• _Directions for this task_: Copy every line from the material below that holds "height".

⁂

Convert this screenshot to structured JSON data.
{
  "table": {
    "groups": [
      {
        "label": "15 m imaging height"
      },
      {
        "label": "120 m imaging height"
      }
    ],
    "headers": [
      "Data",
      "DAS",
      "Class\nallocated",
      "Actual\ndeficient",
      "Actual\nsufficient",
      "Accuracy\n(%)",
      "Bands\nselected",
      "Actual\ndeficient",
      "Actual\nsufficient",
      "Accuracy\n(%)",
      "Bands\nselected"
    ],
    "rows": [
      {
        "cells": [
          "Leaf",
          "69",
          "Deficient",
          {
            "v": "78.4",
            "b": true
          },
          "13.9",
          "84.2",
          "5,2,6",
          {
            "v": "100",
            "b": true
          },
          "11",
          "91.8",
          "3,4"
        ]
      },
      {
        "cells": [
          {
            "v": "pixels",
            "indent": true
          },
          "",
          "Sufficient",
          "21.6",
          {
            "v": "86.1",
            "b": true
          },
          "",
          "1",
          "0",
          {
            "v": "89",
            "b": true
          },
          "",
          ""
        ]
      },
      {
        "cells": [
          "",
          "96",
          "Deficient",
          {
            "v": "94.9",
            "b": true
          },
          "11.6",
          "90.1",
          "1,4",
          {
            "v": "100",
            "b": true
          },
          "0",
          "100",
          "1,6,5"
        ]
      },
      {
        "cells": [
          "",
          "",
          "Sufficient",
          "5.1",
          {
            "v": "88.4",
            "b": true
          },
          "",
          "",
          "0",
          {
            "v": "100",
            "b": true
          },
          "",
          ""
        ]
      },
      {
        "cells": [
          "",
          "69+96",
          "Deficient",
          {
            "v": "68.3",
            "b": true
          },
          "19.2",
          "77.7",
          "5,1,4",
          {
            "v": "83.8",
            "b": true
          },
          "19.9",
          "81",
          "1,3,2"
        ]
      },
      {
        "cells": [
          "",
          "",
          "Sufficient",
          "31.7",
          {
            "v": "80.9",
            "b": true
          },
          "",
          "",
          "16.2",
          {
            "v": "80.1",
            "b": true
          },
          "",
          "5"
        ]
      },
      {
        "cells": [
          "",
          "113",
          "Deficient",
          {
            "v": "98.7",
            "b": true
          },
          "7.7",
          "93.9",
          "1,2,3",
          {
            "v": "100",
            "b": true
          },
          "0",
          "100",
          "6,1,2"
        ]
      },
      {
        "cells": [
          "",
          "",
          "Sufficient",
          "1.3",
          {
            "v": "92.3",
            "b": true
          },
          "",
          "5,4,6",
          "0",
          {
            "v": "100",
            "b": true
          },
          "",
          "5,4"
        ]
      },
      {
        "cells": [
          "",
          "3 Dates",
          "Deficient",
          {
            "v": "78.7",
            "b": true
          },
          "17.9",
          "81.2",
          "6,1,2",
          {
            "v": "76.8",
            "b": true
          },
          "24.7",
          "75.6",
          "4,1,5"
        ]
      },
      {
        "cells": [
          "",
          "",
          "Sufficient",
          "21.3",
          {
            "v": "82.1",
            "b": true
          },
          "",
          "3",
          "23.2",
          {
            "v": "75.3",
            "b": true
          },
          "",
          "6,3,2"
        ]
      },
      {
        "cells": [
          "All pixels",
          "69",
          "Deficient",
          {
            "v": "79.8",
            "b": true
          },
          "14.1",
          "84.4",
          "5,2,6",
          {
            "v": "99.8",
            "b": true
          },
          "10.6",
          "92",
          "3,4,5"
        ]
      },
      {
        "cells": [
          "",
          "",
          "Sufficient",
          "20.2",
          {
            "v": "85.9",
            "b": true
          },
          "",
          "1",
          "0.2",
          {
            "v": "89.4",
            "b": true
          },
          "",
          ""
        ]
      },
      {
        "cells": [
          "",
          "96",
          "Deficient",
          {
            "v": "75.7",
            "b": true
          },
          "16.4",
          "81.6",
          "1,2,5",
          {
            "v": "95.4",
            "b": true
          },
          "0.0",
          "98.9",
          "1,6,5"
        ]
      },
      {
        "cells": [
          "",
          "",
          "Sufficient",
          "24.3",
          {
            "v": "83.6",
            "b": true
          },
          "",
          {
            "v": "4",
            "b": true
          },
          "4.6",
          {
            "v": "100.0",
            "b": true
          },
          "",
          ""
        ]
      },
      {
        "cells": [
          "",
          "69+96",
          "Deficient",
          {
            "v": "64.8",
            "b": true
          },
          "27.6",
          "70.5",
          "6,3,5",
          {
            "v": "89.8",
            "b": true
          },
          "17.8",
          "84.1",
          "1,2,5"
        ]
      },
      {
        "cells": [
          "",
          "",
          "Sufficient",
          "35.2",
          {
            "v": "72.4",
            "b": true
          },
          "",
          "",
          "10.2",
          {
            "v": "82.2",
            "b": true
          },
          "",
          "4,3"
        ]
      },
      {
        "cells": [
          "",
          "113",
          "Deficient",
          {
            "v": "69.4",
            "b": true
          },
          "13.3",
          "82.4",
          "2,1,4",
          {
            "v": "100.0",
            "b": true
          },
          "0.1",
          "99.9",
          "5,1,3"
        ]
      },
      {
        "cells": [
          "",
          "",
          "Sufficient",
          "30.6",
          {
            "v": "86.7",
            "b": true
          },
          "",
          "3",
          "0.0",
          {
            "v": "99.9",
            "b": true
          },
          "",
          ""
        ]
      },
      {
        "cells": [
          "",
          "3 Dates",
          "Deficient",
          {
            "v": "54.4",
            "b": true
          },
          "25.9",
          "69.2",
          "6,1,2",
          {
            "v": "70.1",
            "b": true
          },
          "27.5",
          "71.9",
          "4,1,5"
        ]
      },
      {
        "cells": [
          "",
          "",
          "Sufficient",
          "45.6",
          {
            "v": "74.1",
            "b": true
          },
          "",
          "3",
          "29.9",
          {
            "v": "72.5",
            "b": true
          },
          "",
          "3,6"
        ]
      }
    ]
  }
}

⁂

• _Expected answer_:
        "label": "15 m imaging height"
        "label": "120 m imaging height"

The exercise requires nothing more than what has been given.